## [Task to carry out]
What is needed here is an exact copy of all the records below.
BEGIN Provided material
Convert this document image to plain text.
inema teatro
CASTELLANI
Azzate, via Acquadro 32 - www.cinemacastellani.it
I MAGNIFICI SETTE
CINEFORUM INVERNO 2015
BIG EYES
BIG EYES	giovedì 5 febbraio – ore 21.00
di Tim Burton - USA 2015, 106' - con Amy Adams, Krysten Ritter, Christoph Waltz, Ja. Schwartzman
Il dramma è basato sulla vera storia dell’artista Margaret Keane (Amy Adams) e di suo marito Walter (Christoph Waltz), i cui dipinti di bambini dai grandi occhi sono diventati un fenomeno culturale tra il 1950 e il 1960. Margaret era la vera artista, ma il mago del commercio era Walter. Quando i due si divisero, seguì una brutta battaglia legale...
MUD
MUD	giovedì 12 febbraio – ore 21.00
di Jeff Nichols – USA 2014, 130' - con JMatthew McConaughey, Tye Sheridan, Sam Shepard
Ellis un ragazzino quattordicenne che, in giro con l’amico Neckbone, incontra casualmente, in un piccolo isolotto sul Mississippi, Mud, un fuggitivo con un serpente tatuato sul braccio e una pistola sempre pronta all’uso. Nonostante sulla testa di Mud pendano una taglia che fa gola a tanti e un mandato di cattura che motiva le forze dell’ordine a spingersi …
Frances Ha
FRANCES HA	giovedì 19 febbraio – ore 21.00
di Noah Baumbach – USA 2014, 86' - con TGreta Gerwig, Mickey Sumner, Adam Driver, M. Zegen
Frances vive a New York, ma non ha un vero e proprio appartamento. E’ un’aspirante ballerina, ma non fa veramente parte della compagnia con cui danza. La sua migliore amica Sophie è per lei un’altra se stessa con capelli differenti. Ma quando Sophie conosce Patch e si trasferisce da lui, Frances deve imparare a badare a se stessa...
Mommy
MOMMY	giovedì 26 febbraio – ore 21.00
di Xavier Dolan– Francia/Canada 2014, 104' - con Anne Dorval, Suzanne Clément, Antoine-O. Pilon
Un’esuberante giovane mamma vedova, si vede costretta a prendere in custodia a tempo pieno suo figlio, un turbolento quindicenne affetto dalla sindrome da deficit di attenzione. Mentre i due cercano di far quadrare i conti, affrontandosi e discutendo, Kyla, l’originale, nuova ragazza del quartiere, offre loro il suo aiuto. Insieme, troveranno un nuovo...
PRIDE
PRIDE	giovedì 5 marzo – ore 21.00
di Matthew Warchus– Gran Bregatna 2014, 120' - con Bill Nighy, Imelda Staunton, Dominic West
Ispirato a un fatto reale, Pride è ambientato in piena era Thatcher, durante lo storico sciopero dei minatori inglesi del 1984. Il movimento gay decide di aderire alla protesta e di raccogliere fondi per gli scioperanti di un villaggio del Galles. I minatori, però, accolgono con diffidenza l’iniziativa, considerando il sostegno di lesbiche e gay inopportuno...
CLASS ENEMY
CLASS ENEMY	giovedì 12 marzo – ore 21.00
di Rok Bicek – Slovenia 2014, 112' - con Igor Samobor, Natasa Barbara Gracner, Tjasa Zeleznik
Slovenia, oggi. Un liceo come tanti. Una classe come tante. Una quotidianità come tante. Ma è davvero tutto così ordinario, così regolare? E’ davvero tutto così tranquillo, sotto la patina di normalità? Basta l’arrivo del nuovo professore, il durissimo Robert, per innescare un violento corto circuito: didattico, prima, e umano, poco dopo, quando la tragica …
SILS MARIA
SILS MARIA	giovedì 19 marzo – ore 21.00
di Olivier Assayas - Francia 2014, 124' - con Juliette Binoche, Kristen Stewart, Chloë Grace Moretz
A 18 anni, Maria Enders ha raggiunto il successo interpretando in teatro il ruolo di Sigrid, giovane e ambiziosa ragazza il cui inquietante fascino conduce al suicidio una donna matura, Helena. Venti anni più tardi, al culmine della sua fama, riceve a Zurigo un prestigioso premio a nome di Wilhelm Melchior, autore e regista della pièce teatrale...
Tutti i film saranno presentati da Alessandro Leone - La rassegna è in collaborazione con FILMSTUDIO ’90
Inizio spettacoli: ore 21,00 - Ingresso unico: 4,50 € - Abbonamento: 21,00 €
END Provided material
## [Expected answer]
Convert this document image to plain text.
inema teatro
CASTELLANI
Azzate, via Acquadro 32 - www.cinemacastellani.it
I MAGNIFICI SETTE
CINEFORUM INVERNO 2015
BIG EYES
BIG EYES	giovedì 5 febbraio – ore 21.00
di Tim Burton - USA 2015, 106' - con Amy Adams, Krysten Ritter, Christoph Waltz, Ja. Schwartzman
Il dramma è basato sulla vera storia dell’artista Margaret Keane (Amy Adams) e di suo marito Walter (Christoph Waltz), i cui dipinti di bambini dai grandi occhi sono diventati un fenomeno culturale tra il 1950 e il 1960. Margaret era la vera artista, ma il mago del commercio era Walter. Quando i due si divisero, seguì una brutta battaglia legale...
MUD
MUD	giovedì 12 febbraio – ore 21.00
di Jeff Nichols – USA 2014, 130' - con JMatthew McConaughey, Tye Sheridan, Sam Shepard
Ellis un ragazzino quattordicenne che, in giro con l’amico Neckbone, incontra casualmente, in un piccolo isolotto sul Mississippi, Mud, un fuggitivo con un serpente tatuato sul braccio e una pistola sempre pronta all’uso. Nonostante sulla testa di Mud pendano una taglia che fa gola a tanti e un mandato di cattura che motiva le forze dell’ordine a spingersi …
Frances Ha
FRANCES HA	giovedì 19 febbraio – ore 21.00
di Noah Baumbach – USA 2014, 86' - con TGreta Gerwig, Mickey Sumner, Adam Driver, M. Zegen
Frances vive a New York, ma non ha un vero e proprio appartamento. E’ un’aspirante ballerina, ma non fa veramente parte della compagnia con cui danza. La sua migliore amica Sophie è per lei un’altra se stessa con capelli differenti. Ma quando Sophie conosce Patch e si trasferisce da lui, Frances deve imparare a badare a se stessa...
Mommy
MOMMY	giovedì 26 febbraio – ore 21.00
di Xavier Dolan– Francia/Canada 2014, 104' - con Anne Dorval, Suzanne Clément, Antoine-O. Pilon
Un’esuberante giovane mamma vedova, si vede costretta a prendere in custodia a tempo pieno suo figlio, un turbolento quindicenne affetto dalla sindrome da deficit di attenzione. Mentre i due cercano di far quadrare i conti, affrontandosi e discutendo, Kyla, l’originale, nuova ragazza del quartiere, offre loro il suo aiuto. Insieme, troveranno un nuovo...
PRIDE
PRIDE	giovedì 5 marzo – ore 21.00
di Matthew Warchus– Gran Bregatna 2014, 120' - con Bill Nighy, Imelda Staunton, Dominic West
Ispirato a un fatto reale, Pride è ambientato in piena era Thatcher, durante lo storico sciopero dei minatori inglesi del 1984. Il movimento gay decide di aderire alla protesta e di raccogliere fondi per gli scioperanti di un villaggio del Galles. I minatori, però, accolgono con diffidenza l’iniziativa, considerando il sostegno di lesbiche e gay inopportuno...
CLASS ENEMY
CLASS ENEMY	giovedì 12 marzo – ore 21.00
di Rok Bicek – Slovenia 2014, 112' - con Igor Samobor, Natasa Barbara Gracner, Tjasa Zeleznik
Slovenia, oggi. Un liceo come tanti. Una classe come tante. Una quotidianità come tante. Ma è davvero tutto così ordinario, così regolare? E’ davvero tutto così tranquillo, sotto la patina di normalità? Basta l’arrivo del nuovo professore, il durissimo Robert, per innescare un violento corto circuito: didattico, prima, e umano, poco dopo, quando la tragica …
SILS MARIA
SILS MARIA	giovedì 19 marzo – ore 21.00
di Olivier Assayas - Francia 2014, 124' - con Juliette Binoche, Kristen Stewart, Chloë Grace Moretz
A 18 anni, Maria Enders ha raggiunto il successo interpretando in teatro il ruolo di Sigrid, giovane e ambiziosa ragazza il cui inquietante fascino conduce al suicidio una donna matura, Helena. Venti anni più tardi, al culmine della sua fama, riceve a Zurigo un prestigioso premio a nome di Wilhelm Melchior, autore e regista della pièce teatrale...
Tutti i film saranno presentati da Alessandro Leone - La rassegna è in collaborazione con FILMSTUDIO ’90
Inizio spettacoli: ore 21,00 - Ingresso unico: 4,50 € - Abbonamento: 21,00 €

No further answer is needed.